:: Available records ::

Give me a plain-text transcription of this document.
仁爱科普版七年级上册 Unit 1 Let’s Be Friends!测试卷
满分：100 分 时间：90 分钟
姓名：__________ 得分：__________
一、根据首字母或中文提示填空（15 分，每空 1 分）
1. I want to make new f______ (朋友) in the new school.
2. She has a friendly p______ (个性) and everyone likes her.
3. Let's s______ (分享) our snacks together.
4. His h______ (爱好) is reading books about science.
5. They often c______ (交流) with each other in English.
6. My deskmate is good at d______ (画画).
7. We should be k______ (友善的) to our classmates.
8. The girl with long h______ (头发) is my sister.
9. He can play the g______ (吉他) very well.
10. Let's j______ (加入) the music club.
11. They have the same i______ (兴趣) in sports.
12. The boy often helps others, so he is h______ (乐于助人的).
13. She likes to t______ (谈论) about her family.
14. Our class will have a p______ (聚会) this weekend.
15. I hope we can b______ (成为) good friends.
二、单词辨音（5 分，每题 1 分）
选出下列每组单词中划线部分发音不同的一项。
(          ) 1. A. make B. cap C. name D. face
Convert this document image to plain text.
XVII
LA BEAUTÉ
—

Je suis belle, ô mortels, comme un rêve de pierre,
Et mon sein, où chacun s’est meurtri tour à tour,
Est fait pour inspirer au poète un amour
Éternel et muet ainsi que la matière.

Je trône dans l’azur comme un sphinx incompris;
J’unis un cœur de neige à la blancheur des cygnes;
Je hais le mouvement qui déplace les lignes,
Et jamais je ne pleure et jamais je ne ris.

:::

• _Short problem_
Reproduce the full set of records precisely.

• _Result_
Give me a plain-text transcription of this document.
仁爱科普版七年级上册 Unit 1 Let’s Be Friends!测试卷
满分：100 分 时间：90 分钟
姓名：__________ 得分：__________
一、根据首字母或中文提示填空（15 分，每空 1 分）
1. I want to make new f______ (朋友) in the new school.
2. She has a friendly p______ (个性) and everyone likes her.
3. Let's s______ (分享) our snacks together.
4. His h______ (爱好) is reading books about science.
5. They often c______ (交流) with each other in English.
6. My deskmate is good at d______ (画画).
7. We should be k______ (友善的) to our classmates.
8. The girl with long h______ (头发) is my sister.
9. He can play the g______ (吉他) very well.
10. Let's j______ (加入) the music club.
11. They have the same i______ (兴趣) in sports.
12. The boy often helps others, so he is h______ (乐于助人的).
13. She likes to t______ (谈论) about her family.
14. Our class will have a p______ (聚会) this weekend.
15. I hope we can b______ (成为) good friends.
二、单词辨音（5 分，每题 1 分）
选出下列每组单词中划线部分发音不同的一项。
(          ) 1. A. make B. cap C. name D. face
Convert this document image to plain text.
XVII
LA BEAUTÉ
—

Je suis belle, ô mortels, comme un rêve de pierre,
Et mon sein, où chacun s’est meurtri tour à tour,
Est fait pour inspirer au poète un amour
Éternel et muet ainsi que la matière.

Je trône dans l’azur comme un sphinx incompris;
J’unis un cœur de neige à la blancheur des cygnes;
Je hais le mouvement qui déplace les lignes,
Et jamais je ne pleure et jamais je ne ris.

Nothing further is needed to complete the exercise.